EXERCISE INSTRUCTIONS:
Reproduce the material below with each "annotation" replaced by "note" and everything else unchanged.

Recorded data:
[Begin]

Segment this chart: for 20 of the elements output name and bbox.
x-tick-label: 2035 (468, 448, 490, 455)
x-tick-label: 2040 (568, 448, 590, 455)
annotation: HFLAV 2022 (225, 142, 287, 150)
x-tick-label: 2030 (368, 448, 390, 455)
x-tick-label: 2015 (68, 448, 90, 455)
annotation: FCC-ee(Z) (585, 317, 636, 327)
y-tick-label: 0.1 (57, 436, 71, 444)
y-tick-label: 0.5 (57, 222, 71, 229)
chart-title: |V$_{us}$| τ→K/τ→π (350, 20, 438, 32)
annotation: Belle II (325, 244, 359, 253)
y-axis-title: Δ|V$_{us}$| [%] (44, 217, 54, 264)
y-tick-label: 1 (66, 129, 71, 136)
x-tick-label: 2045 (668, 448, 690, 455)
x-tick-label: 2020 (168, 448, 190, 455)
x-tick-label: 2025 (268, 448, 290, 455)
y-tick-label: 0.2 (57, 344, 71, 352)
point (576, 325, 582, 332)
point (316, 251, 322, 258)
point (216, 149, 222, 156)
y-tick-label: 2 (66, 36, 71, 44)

[End]

THE RESPONSE:
Segment this chart: for 20 of the elements output name and bbox.
x-tick-label: 2035 (468, 448, 490, 455)
x-tick-label: 2040 (568, 448, 590, 455)
note: HFLAV 2022 (225, 142, 287, 150)
x-tick-label: 2030 (368, 448, 390, 455)
x-tick-label: 2015 (68, 448, 90, 455)
note: FCC-ee(Z) (585, 317, 636, 327)
y-tick-label: 0.1 (57, 436, 71, 444)
y-tick-label: 0.5 (57, 222, 71, 229)
chart-title: |V$_{us}$| τ→K/τ→π (350, 20, 438, 32)
note: Belle II (325, 244, 359, 253)
y-axis-title: Δ|V$_{us}$| [%] (44, 217, 54, 264)
y-tick-label: 1 (66, 129, 71, 136)
x-tick-label: 2045 (668, 448, 690, 455)
x-tick-label: 2020 (168, 448, 190, 455)
x-tick-label: 2025 (268, 448, 290, 455)
y-tick-label: 0.2 (57, 344, 71, 352)
point (576, 325, 582, 332)
point (316, 251, 322, 258)
point (216, 149, 222, 156)
y-tick-label: 2 (66, 36, 71, 44)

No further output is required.